Using the data below, copy each line that includes the word "JSON".
======
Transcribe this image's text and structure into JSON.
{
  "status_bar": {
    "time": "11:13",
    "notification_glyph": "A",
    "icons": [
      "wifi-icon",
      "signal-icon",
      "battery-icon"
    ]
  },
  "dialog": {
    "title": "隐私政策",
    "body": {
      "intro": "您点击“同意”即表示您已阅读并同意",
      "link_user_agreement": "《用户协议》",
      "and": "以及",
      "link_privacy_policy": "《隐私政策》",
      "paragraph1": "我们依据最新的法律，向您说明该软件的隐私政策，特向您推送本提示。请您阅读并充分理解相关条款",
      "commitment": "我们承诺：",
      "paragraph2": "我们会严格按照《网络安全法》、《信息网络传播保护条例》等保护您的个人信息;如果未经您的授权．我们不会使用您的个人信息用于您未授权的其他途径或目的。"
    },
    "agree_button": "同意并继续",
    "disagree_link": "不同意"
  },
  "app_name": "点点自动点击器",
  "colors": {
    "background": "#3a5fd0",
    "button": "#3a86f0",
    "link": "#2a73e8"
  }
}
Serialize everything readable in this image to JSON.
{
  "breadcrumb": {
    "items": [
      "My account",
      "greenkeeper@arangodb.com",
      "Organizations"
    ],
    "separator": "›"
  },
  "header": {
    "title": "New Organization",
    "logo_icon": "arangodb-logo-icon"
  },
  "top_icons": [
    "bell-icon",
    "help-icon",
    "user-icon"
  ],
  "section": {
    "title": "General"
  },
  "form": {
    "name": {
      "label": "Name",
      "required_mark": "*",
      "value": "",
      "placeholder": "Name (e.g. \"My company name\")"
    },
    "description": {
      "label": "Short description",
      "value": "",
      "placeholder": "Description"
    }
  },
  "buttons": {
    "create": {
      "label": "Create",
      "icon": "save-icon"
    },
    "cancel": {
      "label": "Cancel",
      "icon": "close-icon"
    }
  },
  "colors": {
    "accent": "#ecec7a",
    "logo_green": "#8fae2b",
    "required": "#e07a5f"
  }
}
======
## Output for this exercise
Transcribe this image's text and structure into JSON.
Serialize everything readable in this image to JSON.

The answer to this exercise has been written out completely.